Records from a collection:

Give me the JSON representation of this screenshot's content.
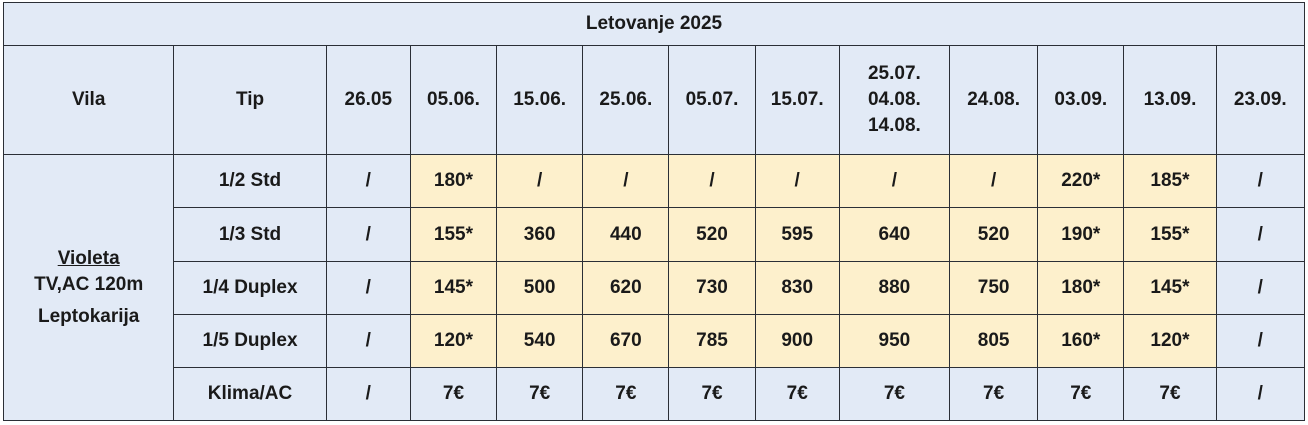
{
  "title": "Letovanje 2025",
  "headers": {
    "vila": "Vila",
    "tip": "Tip",
    "dates": [
      "26.05",
      "05.06.",
      "15.06.",
      "25.06.",
      "05.07.",
      "15.07.",
      "25.07.\n04.08.\n14.08.",
      "24.08.",
      "03.09.",
      "13.09.",
      "23.09."
    ]
  },
  "villa": {
    "name": "Violeta",
    "features": "TV,AC 120m",
    "location": "Leptokarija"
  },
  "rows": [
    {
      "tip": "1/2 Std",
      "cells": [
        "/",
        "180*",
        "/",
        "/",
        "/",
        "/",
        "/",
        "/",
        "220*",
        "185*",
        "/"
      ]
    },
    {
      "tip": "1/3 Std",
      "cells": [
        "/",
        "155*",
        "360",
        "440",
        "520",
        "595",
        "640",
        "520",
        "190*",
        "155*",
        "/"
      ]
    },
    {
      "tip": "1/4 Duplex",
      "cells": [
        "/",
        "145*",
        "500",
        "620",
        "730",
        "830",
        "880",
        "750",
        "180*",
        "145*",
        "/"
      ]
    },
    {
      "tip": "1/5 Duplex",
      "cells": [
        "/",
        "120*",
        "540",
        "670",
        "785",
        "900",
        "950",
        "805",
        "160*",
        "120*",
        "/"
      ]
    },
    {
      "tip": "Klima/AC",
      "cells": [
        "/",
        "7€",
        "7€",
        "7€",
        "7€",
        "7€",
        "7€",
        "7€",
        "7€",
        "7€",
        "/"
      ]
    }
  ],
  "colors": {
    "header_bg": "#e2eaf6",
    "highlight_bg": "#fdf0cc",
    "border": "#2b2f36"
  }
}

### Short exercise
Make an exact copy of every record, pictures excluded.

### Reply to the task
Give me the JSON representation of this screenshot's content.
{
  "title": "Letovanje 2025",
  "headers": {
    "vila": "Vila",
    "tip": "Tip",
    "dates": [
      "26.05",
      "05.06.",
      "15.06.",
      "25.06.",
      "05.07.",
      "15.07.",
      "25.07.\n04.08.\n14.08.",
      "24.08.",
      "03.09.",
      "13.09.",
      "23.09."
    ]
  },
  "villa": {
    "name": "Violeta",
    "features": "TV,AC 120m",
    "location": "Leptokarija"
  },
  "rows": [
    {
      "tip": "1/2 Std",
      "cells": [
        "/",
        "180*",
        "/",
        "/",
        "/",
        "/",
        "/",
        "/",
        "220*",
        "185*",
        "/"
      ]
    },
    {
      "tip": "1/3 Std",
      "cells": [
        "/",
        "155*",
        "360",
        "440",
        "520",
        "595",
        "640",
        "520",
        "190*",
        "155*",
        "/"
      ]
    },
    {
      "tip": "1/4 Duplex",
      "cells": [
        "/",
        "145*",
        "500",
        "620",
        "730",
        "830",
        "880",
        "750",
        "180*",
        "145*",
        "/"
      ]
    },
    {
      "tip": "1/5 Duplex",
      "cells": [
        "/",
        "120*",
        "540",
        "670",
        "785",
        "900",
        "950",
        "805",
        "160*",
        "120*",
        "/"
      ]
    },
    {
      "tip": "Klima/AC",
      "cells": [
        "/",
        "7€",
        "7€",
        "7€",
        "7€",
        "7€",
        "7€",
        "7€",
        "7€",
        "7€",
        "/"
      ]
    }
  ],
  "colors": {
    "header_bg": "#e2eaf6",
    "highlight_bg": "#fdf0cc",
    "border": "#2b2f36"
  }
}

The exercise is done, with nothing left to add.